■ YOUR OBJECTIVE
Copy out every line of the records where the string "name" occurs.

■ INFORMATION PROVIDED
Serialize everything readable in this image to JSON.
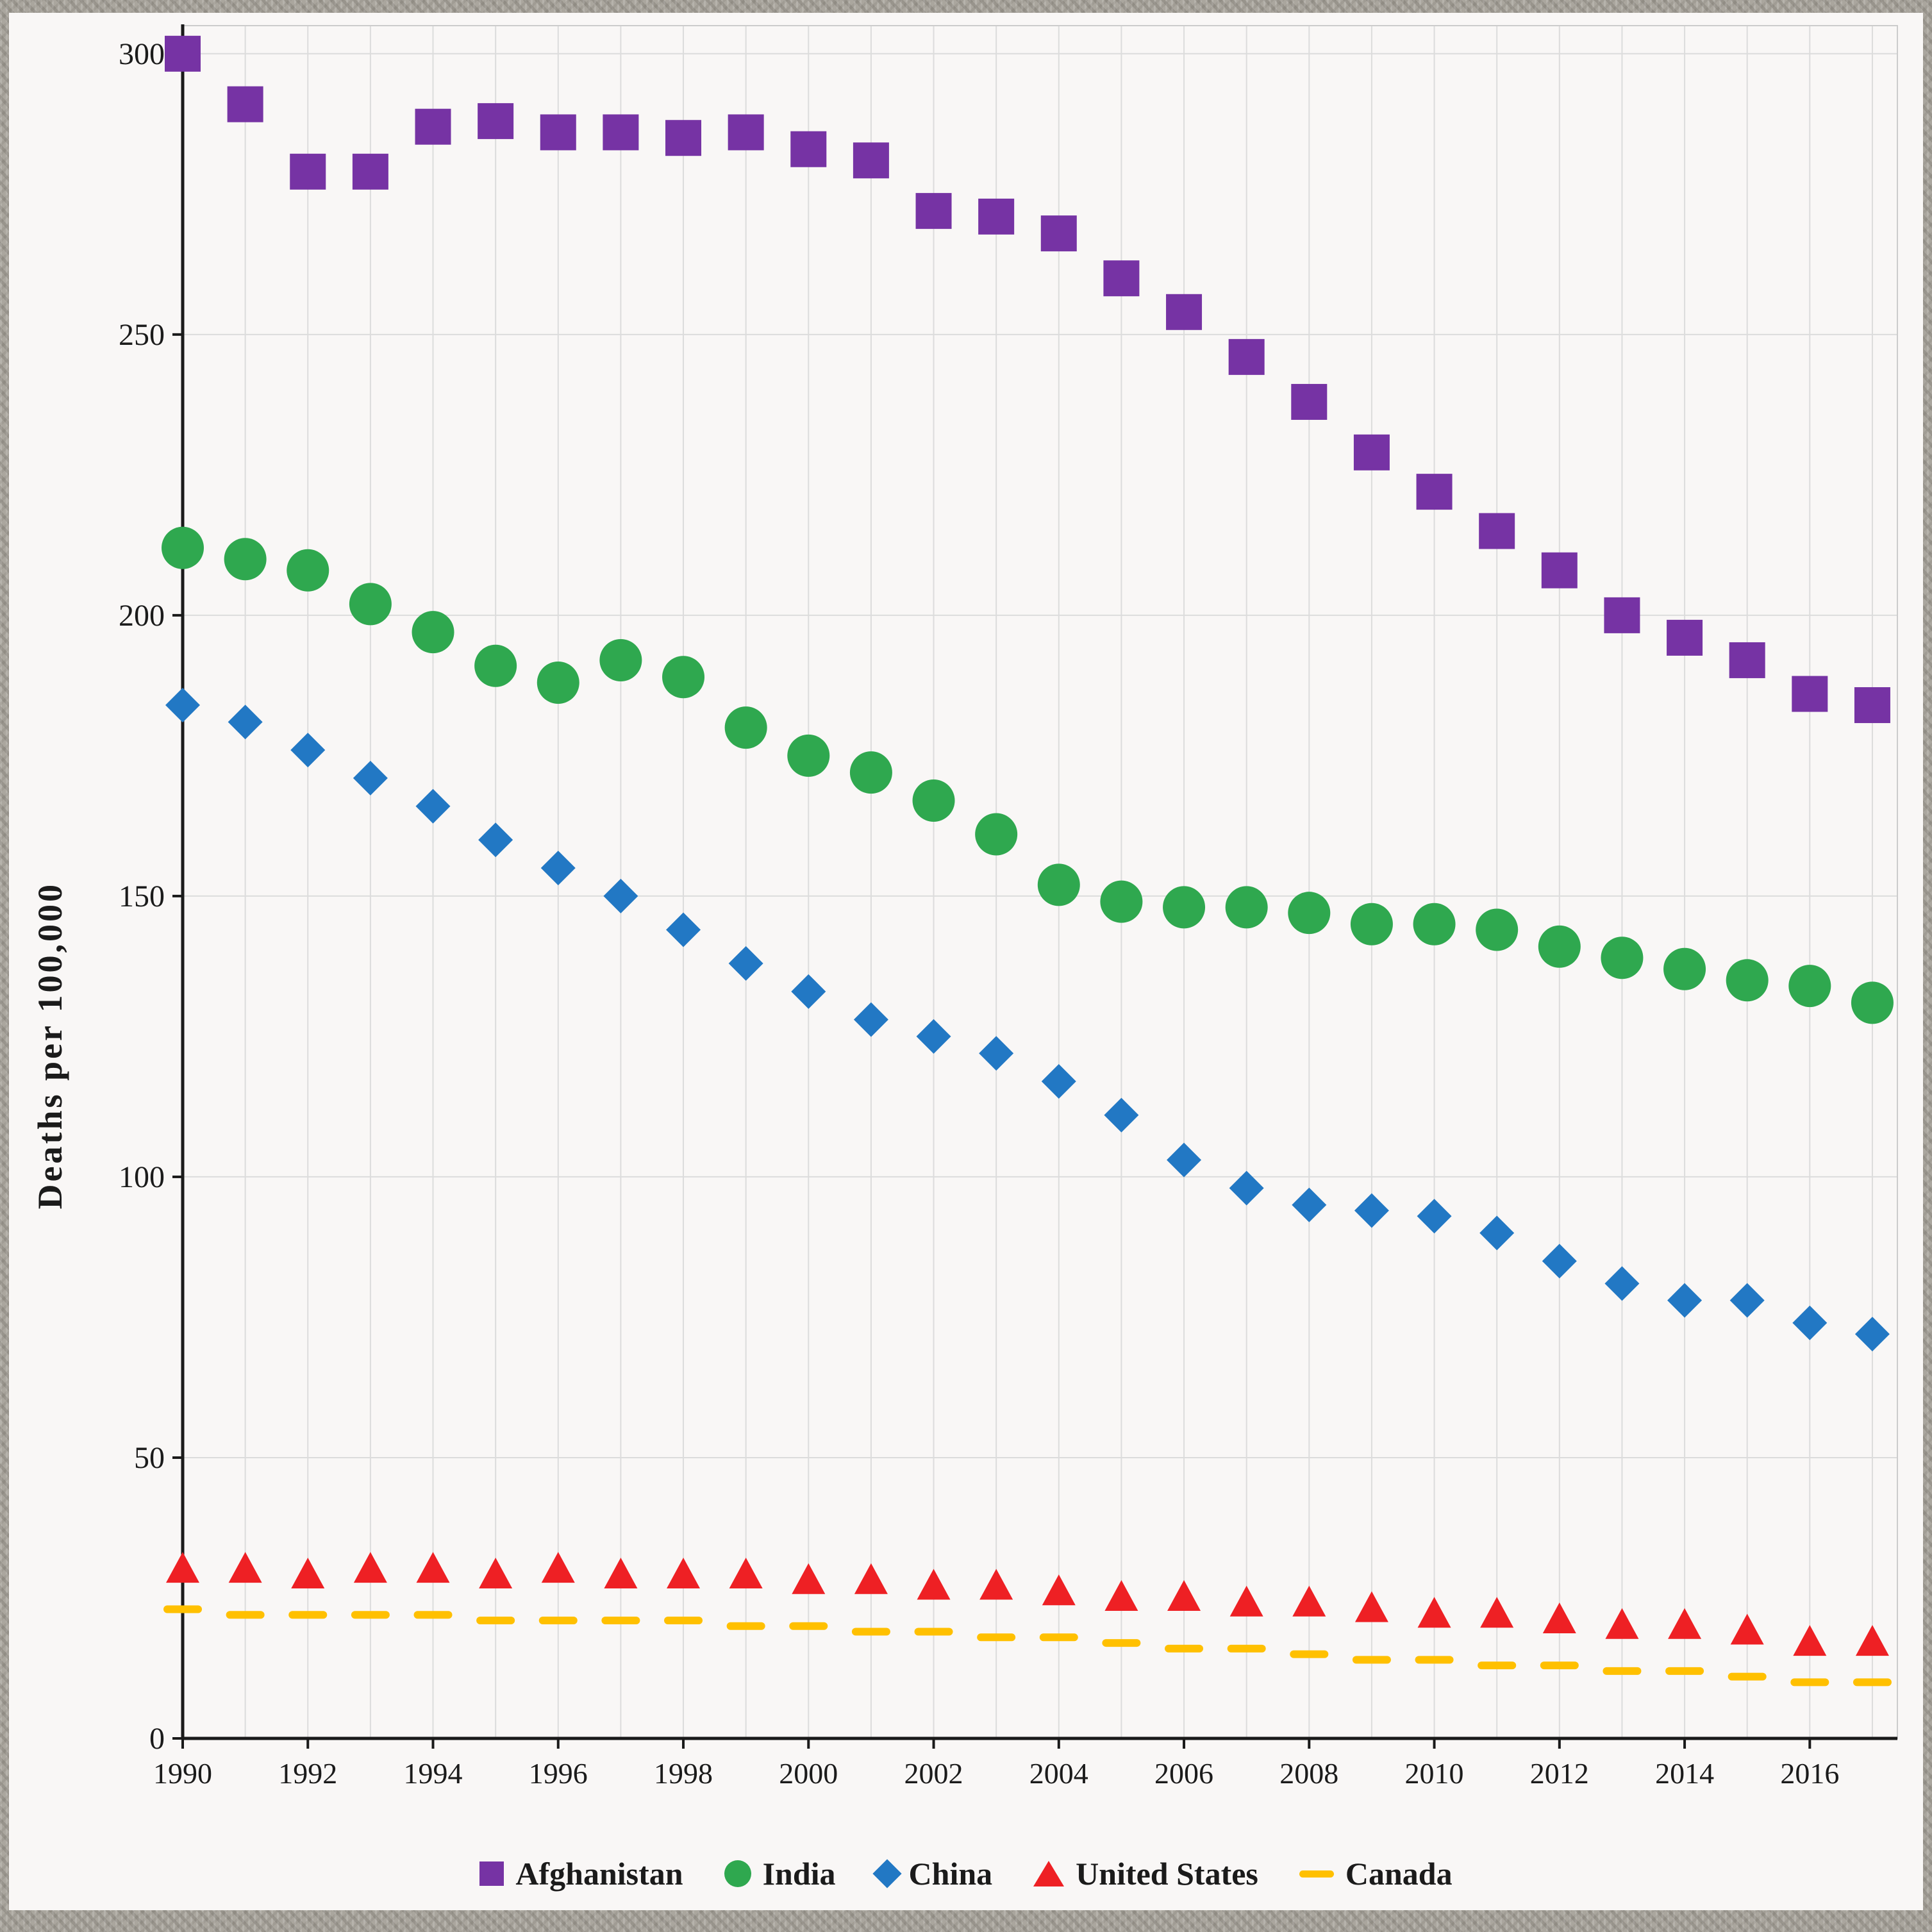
{
  "chart_data": {
    "type": "scatter",
    "title": "",
    "xlabel": "",
    "ylabel": "Deaths per 100,000",
    "xlim": [
      1990,
      2017.4
    ],
    "ylim": [
      0,
      305
    ],
    "y_ticks": [
      0,
      50,
      100,
      150,
      200,
      250,
      300
    ],
    "x_tick_years": [
      1990,
      1992,
      1994,
      1996,
      1998,
      2000,
      2002,
      2004,
      2006,
      2008,
      2010,
      2012,
      2014,
      2016
    ],
    "grid": true,
    "legend_position": "bottom",
    "x": [
      1990,
      1991,
      1992,
      1993,
      1994,
      1995,
      1996,
      1997,
      1998,
      1999,
      2000,
      2001,
      2002,
      2003,
      2004,
      2005,
      2006,
      2007,
      2008,
      2009,
      2010,
      2011,
      2012,
      2013,
      2014,
      2015,
      2016,
      2017
    ],
    "series": [
      {
        "name": "Afghanistan",
        "marker": "square",
        "color": "#7633A4",
        "values": [
          300,
          291,
          279,
          279,
          287,
          288,
          286,
          286,
          285,
          286,
          283,
          281,
          272,
          271,
          268,
          260,
          254,
          246,
          238,
          229,
          222,
          215,
          208,
          200,
          196,
          192,
          186,
          184
        ]
      },
      {
        "name": "India",
        "marker": "circle",
        "color": "#2FA84F",
        "values": [
          212,
          210,
          208,
          202,
          197,
          191,
          188,
          192,
          189,
          180,
          175,
          172,
          167,
          161,
          152,
          149,
          148,
          148,
          147,
          145,
          145,
          144,
          141,
          139,
          137,
          135,
          134,
          131
        ]
      },
      {
        "name": "China",
        "marker": "diamond",
        "color": "#2278C4",
        "values": [
          184,
          181,
          176,
          171,
          166,
          160,
          155,
          150,
          144,
          138,
          133,
          128,
          125,
          122,
          117,
          111,
          103,
          98,
          95,
          94,
          93,
          90,
          85,
          81,
          78,
          78,
          74,
          72
        ]
      },
      {
        "name": "United States",
        "marker": "triangle",
        "color": "#EE2024",
        "values": [
          30,
          30,
          29,
          30,
          30,
          29,
          30,
          29,
          29,
          29,
          28,
          28,
          27,
          27,
          26,
          25,
          25,
          24,
          24,
          23,
          22,
          22,
          21,
          20,
          20,
          19,
          17,
          17
        ]
      },
      {
        "name": "Canada",
        "marker": "dash",
        "color": "#FFC000",
        "values": [
          23,
          22,
          22,
          22,
          22,
          21,
          21,
          21,
          21,
          20,
          20,
          19,
          19,
          18,
          18,
          17,
          16,
          16,
          15,
          14,
          14,
          13,
          13,
          12,
          12,
          11,
          10,
          10
        ]
      }
    ],
    "style": {
      "axis_color": "#1a1a1a",
      "grid_color": "#dcdcdc",
      "plot_border_color": "#cccccc",
      "plot_bg": "#f9f7f6",
      "tick_label_color": "#1b1b1b"
    }
  }
}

■ THE RESULT
        "name": "Afghanistan",
        "name": "India",
        "name": "China",
        "name": "United States",
        "name": "Canada",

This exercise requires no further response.